-- WHAT IS NEEDED --
An exact copy of the records is required, minus the pictures they hold.
**** MATERIALS PROVIDED
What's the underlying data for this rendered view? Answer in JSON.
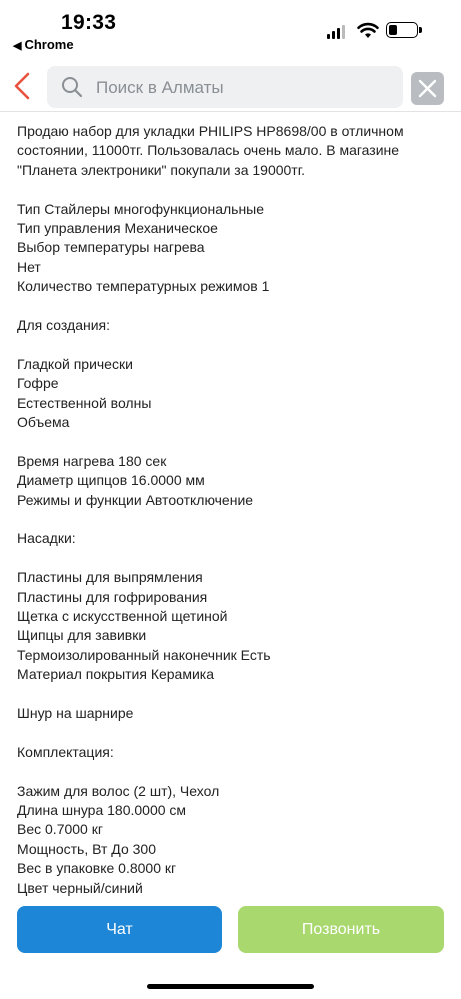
{
  "status_bar": {
    "time": "19:33",
    "back_app": "Chrome",
    "back_arrow": "◀"
  },
  "header": {
    "search_placeholder": "Поиск в Алматы",
    "accent_color": "#e8533f"
  },
  "description": {
    "lines": [
      "Продаю набор для укладки PHILIPS HP8698/00 в отличном состоянии, 11000тг. Пользовалась очень мало. В магазине \"Планета электроники\" покупали за 19000тг.",
      "",
      "Тип Стайлеры многофункциональные",
      "Тип управления Механическое",
      "Выбор температуры нагрева",
      "Нет",
      "Количество температурных режимов 1",
      "",
      "Для создания:",
      "",
      "Гладкой прически",
      "Гофре",
      "Естественной волны",
      "Объема",
      "",
      "Время нагрева 180 сек",
      "Диаметр щипцов 16.0000 мм",
      "Режимы и функции Автоотключение",
      "",
      "Насадки:",
      "",
      "Пластины для выпрямления",
      "Пластины для гофрирования",
      "Щетка с искусственной щетиной",
      "Щипцы для завивки",
      "Термоизолированный наконечник Есть",
      "Материал покрытия Керамика",
      "",
      "Шнур на шарнире",
      "",
      "Комплектация:",
      "",
      "Зажим для волос (2 шт), Чехол",
      "Длина шнура 180.0000 см",
      "Вес 0.7000 кг",
      "Мощность, Вт До 300",
      "Вес в упаковке 0.8000 кг",
      "Цвет черный/синий"
    ]
  },
  "actions": {
    "chat_label": "Чат",
    "call_label": "Позвонить",
    "chat_color": "#1d86d6",
    "call_color": "#a8d86e"
  }
}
********
-- TASK RESULT --
What's the underlying data for this rendered view? Answer in JSON.
{
  "status_bar": {
    "time": "19:33",
    "back_app": "Chrome",
    "back_arrow": "◀"
  },
  "header": {
    "search_placeholder": "Поиск в Алматы",
    "accent_color": "#e8533f"
  },
  "description": {
    "lines": [
      "Продаю набор для укладки PHILIPS HP8698/00 в отличном состоянии, 11000тг. Пользовалась очень мало. В магазине \"Планета электроники\" покупали за 19000тг.",
      "",
      "Тип Стайлеры многофункциональные",
      "Тип управления Механическое",
      "Выбор температуры нагрева",
      "Нет",
      "Количество температурных режимов 1",
      "",
      "Для создания:",
      "",
      "Гладкой прически",
      "Гофре",
      "Естественной волны",
      "Объема",
      "",
      "Время нагрева 180 сек",
      "Диаметр щипцов 16.0000 мм",
      "Режимы и функции Автоотключение",
      "",
      "Насадки:",
      "",
      "Пластины для выпрямления",
      "Пластины для гофрирования",
      "Щетка с искусственной щетиной",
      "Щипцы для завивки",
      "Термоизолированный наконечник Есть",
      "Материал покрытия Керамика",
      "",
      "Шнур на шарнире",
      "",
      "Комплектация:",
      "",
      "Зажим для волос (2 шт), Чехол",
      "Длина шнура 180.0000 см",
      "Вес 0.7000 кг",
      "Мощность, Вт До 300",
      "Вес в упаковке 0.8000 кг",
      "Цвет черный/синий"
    ]
  },
  "actions": {
    "chat_label": "Чат",
    "call_label": "Позвонить",
    "chat_color": "#1d86d6",
    "call_color": "#a8d86e"
  }
}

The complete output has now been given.